(Stored dataset items)
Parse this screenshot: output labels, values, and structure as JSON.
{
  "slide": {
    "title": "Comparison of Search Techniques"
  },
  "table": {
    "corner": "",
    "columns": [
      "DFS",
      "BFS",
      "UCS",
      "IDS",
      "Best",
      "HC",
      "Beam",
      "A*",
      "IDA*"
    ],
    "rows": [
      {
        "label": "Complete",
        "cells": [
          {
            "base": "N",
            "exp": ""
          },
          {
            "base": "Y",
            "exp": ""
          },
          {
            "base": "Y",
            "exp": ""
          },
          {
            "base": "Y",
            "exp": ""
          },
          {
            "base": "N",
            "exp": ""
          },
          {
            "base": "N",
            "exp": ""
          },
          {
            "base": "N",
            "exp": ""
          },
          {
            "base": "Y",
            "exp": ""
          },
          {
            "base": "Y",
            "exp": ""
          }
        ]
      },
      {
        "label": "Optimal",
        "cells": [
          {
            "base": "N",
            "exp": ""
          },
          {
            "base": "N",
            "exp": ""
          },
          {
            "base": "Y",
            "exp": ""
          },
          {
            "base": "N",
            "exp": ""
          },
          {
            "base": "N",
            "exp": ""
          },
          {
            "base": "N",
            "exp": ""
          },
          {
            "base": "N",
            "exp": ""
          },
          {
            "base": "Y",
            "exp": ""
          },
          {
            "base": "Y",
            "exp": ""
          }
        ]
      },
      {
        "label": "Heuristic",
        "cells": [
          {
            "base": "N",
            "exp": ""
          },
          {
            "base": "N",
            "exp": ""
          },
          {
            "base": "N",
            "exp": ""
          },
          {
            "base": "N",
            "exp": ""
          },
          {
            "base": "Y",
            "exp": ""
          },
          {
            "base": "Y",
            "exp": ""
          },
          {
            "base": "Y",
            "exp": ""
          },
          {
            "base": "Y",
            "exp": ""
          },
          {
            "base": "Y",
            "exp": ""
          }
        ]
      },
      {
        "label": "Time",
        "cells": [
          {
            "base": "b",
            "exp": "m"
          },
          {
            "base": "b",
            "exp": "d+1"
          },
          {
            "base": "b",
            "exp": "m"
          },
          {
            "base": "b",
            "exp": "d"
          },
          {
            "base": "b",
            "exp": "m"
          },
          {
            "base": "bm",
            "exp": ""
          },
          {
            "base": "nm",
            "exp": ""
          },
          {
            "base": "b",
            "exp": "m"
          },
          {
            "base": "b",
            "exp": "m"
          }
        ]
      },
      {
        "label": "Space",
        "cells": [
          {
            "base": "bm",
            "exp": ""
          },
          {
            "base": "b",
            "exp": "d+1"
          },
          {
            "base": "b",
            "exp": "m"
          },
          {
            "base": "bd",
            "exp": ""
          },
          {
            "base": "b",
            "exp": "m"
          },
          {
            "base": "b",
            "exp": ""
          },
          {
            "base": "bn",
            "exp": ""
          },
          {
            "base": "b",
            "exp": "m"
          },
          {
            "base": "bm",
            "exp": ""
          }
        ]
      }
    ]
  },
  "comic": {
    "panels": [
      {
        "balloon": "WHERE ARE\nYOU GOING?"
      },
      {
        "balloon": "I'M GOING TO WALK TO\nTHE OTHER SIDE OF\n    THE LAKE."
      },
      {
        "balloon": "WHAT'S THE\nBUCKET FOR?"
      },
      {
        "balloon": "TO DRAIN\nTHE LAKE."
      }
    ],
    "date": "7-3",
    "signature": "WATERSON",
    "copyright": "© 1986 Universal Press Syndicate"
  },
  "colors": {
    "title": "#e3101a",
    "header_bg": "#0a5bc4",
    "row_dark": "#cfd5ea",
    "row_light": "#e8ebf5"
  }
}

### WHAT YOU SHOULD DO
Extract every entry above as it appears.

### FINAL RESULT
Parse this screenshot: output labels, values, and structure as JSON.
{
  "slide": {
    "title": "Comparison of Search Techniques"
  },
  "table": {
    "corner": "",
    "columns": [
      "DFS",
      "BFS",
      "UCS",
      "IDS",
      "Best",
      "HC",
      "Beam",
      "A*",
      "IDA*"
    ],
    "rows": [
      {
        "label": "Complete",
        "cells": [
          {
            "base": "N",
            "exp": ""
          },
          {
            "base": "Y",
            "exp": ""
          },
          {
            "base": "Y",
            "exp": ""
          },
          {
            "base": "Y",
            "exp": ""
          },
          {
            "base": "N",
            "exp": ""
          },
          {
            "base": "N",
            "exp": ""
          },
          {
            "base": "N",
            "exp": ""
          },
          {
            "base": "Y",
            "exp": ""
          },
          {
            "base": "Y",
            "exp": ""
          }
        ]
      },
      {
        "label": "Optimal",
        "cells": [
          {
            "base": "N",
            "exp": ""
          },
          {
            "base": "N",
            "exp": ""
          },
          {
            "base": "Y",
            "exp": ""
          },
          {
            "base": "N",
            "exp": ""
          },
          {
            "base": "N",
            "exp": ""
          },
          {
            "base": "N",
            "exp": ""
          },
          {
            "base": "N",
            "exp": ""
          },
          {
            "base": "Y",
            "exp": ""
          },
          {
            "base": "Y",
            "exp": ""
          }
        ]
      },
      {
        "label": "Heuristic",
        "cells": [
          {
            "base": "N",
            "exp": ""
          },
          {
            "base": "N",
            "exp": ""
          },
          {
            "base": "N",
            "exp": ""
          },
          {
            "base": "N",
            "exp": ""
          },
          {
            "base": "Y",
            "exp": ""
          },
          {
            "base": "Y",
            "exp": ""
          },
          {
            "base": "Y",
            "exp": ""
          },
          {
            "base": "Y",
            "exp": ""
          },
          {
            "base": "Y",
            "exp": ""
          }
        ]
      },
      {
        "label": "Time",
        "cells": [
          {
            "base": "b",
            "exp": "m"
          },
          {
            "base": "b",
            "exp": "d+1"
          },
          {
            "base": "b",
            "exp": "m"
          },
          {
            "base": "b",
            "exp": "d"
          },
          {
            "base": "b",
            "exp": "m"
          },
          {
            "base": "bm",
            "exp": ""
          },
          {
            "base": "nm",
            "exp": ""
          },
          {
            "base": "b",
            "exp": "m"
          },
          {
            "base": "b",
            "exp": "m"
          }
        ]
      },
      {
        "label": "Space",
        "cells": [
          {
            "base": "bm",
            "exp": ""
          },
          {
            "base": "b",
            "exp": "d+1"
          },
          {
            "base": "b",
            "exp": "m"
          },
          {
            "base": "bd",
            "exp": ""
          },
          {
            "base": "b",
            "exp": "m"
          },
          {
            "base": "b",
            "exp": ""
          },
          {
            "base": "bn",
            "exp": ""
          },
          {
            "base": "b",
            "exp": "m"
          },
          {
            "base": "bm",
            "exp": ""
          }
        ]
      }
    ]
  },
  "comic": {
    "panels": [
      {
        "balloon": "WHERE ARE\nYOU GOING?"
      },
      {
        "balloon": "I'M GOING TO WALK TO\nTHE OTHER SIDE OF\n    THE LAKE."
      },
      {
        "balloon": "WHAT'S THE\nBUCKET FOR?"
      },
      {
        "balloon": "TO DRAIN\nTHE LAKE."
      }
    ],
    "date": "7-3",
    "signature": "WATERSON",
    "copyright": "© 1986 Universal Press Syndicate"
  },
  "colors": {
    "title": "#e3101a",
    "header_bg": "#0a5bc4",
    "row_dark": "#cfd5ea",
    "row_light": "#e8ebf5"
  }
}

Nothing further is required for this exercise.